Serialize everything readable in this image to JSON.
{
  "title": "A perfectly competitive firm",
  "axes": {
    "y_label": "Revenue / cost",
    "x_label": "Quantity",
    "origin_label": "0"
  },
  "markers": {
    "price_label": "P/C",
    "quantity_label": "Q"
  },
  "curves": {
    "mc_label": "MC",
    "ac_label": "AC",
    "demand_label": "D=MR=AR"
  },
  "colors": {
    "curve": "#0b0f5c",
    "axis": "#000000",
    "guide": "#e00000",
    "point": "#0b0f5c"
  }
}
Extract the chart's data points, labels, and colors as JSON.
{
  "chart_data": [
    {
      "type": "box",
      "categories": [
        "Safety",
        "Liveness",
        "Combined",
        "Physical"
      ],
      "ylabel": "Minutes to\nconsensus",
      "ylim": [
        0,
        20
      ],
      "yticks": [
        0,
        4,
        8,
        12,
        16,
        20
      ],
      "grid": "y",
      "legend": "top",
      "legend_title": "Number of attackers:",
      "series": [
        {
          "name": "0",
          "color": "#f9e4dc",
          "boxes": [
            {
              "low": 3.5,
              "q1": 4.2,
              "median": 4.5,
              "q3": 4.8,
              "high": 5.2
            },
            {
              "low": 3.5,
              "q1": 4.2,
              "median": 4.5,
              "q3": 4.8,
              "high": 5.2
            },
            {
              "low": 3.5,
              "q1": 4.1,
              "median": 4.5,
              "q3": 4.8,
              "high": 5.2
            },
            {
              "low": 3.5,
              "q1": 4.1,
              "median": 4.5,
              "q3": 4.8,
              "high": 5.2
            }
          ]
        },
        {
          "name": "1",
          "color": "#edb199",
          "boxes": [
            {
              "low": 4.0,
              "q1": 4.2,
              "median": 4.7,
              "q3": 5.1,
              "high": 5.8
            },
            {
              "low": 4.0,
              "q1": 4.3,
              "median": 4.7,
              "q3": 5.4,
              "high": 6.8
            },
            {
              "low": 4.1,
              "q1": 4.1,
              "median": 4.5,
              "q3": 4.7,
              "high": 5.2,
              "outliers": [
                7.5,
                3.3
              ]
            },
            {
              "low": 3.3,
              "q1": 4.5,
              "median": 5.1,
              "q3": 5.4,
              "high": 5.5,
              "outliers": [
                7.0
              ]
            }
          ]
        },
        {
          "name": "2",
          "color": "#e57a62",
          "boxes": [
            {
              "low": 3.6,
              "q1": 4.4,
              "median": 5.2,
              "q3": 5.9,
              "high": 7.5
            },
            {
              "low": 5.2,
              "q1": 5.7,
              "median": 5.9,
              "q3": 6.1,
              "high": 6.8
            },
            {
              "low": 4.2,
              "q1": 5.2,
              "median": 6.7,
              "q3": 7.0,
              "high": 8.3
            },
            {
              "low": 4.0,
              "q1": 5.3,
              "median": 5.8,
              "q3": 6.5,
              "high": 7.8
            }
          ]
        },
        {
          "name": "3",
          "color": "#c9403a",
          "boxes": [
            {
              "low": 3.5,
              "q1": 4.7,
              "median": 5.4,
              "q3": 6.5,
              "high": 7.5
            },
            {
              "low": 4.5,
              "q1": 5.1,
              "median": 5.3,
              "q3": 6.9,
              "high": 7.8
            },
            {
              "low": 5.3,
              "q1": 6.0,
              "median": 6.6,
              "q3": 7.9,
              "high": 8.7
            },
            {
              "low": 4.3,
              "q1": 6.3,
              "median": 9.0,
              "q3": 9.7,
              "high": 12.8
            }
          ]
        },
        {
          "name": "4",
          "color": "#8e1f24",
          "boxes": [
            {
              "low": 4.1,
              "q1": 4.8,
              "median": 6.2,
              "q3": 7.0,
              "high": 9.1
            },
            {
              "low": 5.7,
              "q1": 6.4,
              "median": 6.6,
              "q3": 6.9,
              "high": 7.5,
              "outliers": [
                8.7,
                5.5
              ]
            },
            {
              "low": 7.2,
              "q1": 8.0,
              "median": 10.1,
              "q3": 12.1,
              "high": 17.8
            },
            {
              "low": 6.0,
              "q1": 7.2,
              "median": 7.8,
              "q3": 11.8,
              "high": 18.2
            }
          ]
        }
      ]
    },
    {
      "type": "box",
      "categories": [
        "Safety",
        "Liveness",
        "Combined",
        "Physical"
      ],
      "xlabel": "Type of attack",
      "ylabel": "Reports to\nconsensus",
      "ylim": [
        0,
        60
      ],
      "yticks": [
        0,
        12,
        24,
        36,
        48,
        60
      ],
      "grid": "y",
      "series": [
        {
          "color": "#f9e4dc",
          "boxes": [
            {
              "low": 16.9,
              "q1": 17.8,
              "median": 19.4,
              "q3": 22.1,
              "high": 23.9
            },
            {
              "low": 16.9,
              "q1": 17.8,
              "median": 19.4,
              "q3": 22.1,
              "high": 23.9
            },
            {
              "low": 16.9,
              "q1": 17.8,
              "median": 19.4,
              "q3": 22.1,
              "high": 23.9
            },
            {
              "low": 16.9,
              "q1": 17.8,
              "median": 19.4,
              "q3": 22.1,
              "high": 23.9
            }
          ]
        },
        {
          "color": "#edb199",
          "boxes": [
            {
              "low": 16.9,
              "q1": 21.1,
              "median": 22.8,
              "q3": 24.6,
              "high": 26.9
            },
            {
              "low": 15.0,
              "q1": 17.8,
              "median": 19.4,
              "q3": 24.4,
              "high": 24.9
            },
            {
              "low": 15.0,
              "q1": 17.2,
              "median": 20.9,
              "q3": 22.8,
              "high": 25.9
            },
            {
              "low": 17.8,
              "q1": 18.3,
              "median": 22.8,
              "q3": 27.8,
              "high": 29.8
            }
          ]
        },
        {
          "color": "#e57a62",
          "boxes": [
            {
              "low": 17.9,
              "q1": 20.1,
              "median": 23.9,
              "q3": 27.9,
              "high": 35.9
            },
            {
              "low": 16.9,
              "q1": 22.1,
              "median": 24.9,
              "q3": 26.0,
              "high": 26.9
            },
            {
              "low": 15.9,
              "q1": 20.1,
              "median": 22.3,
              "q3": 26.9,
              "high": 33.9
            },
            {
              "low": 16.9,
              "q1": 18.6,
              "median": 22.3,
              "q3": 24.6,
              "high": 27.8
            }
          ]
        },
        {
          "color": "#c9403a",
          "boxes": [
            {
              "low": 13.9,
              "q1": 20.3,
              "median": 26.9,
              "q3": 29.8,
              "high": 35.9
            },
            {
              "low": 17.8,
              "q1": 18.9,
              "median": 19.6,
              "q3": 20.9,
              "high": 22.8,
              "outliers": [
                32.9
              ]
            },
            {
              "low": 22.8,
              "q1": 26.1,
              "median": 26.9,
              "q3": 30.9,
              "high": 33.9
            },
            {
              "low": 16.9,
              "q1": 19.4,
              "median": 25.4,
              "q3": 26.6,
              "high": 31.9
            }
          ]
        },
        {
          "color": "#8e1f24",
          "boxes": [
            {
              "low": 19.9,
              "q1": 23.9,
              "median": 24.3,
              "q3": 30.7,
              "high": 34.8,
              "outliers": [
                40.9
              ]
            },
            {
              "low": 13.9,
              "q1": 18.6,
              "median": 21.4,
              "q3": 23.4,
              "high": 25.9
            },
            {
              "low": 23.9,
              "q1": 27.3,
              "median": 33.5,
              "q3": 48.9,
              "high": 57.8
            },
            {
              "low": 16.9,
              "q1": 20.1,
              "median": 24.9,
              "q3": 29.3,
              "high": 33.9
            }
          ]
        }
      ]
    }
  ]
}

....................

Tally the lines holding the string "colors" and give only the count.

### THE RESPONSE
2